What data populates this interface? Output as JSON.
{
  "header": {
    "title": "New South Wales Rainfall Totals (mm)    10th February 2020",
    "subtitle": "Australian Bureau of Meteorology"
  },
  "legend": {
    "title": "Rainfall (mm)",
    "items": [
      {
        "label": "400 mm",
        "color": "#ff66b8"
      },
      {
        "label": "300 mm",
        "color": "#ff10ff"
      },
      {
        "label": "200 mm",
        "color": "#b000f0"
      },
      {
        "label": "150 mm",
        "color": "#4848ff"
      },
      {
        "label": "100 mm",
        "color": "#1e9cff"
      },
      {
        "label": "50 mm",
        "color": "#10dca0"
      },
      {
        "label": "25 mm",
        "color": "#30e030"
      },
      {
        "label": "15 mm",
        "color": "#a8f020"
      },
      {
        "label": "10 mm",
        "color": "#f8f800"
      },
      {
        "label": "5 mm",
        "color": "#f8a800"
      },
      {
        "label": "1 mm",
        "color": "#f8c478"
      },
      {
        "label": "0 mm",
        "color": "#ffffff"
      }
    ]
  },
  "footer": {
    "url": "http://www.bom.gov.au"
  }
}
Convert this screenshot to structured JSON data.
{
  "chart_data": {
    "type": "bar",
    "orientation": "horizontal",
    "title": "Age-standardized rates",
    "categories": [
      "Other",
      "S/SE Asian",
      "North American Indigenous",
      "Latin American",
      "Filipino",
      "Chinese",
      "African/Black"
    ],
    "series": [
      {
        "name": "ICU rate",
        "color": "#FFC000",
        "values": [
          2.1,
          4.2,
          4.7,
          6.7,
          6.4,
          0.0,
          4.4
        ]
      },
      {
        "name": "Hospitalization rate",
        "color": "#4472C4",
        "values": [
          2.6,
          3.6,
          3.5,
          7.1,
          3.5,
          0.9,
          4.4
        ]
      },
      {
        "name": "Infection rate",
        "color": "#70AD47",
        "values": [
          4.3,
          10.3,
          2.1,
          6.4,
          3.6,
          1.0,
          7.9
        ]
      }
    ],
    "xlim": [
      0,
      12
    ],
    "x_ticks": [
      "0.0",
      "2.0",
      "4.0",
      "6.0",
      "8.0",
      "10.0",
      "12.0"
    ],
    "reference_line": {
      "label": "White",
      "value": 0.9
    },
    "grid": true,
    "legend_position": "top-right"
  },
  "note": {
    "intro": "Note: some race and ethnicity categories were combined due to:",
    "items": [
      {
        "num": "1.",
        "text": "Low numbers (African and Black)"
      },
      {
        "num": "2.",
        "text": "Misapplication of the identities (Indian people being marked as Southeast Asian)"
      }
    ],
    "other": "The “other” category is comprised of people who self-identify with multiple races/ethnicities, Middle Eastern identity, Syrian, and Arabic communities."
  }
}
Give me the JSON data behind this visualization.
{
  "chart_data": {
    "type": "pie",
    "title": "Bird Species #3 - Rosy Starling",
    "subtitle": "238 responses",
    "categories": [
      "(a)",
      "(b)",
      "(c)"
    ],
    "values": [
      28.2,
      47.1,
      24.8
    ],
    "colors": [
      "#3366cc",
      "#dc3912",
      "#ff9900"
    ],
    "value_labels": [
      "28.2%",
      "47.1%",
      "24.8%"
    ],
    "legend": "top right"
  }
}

------------------------------------------------------------

From the data above, show each line that contains "right".

SOLVED PROBLEM:
    "legend_position": "top-right"
    "legend": "top right"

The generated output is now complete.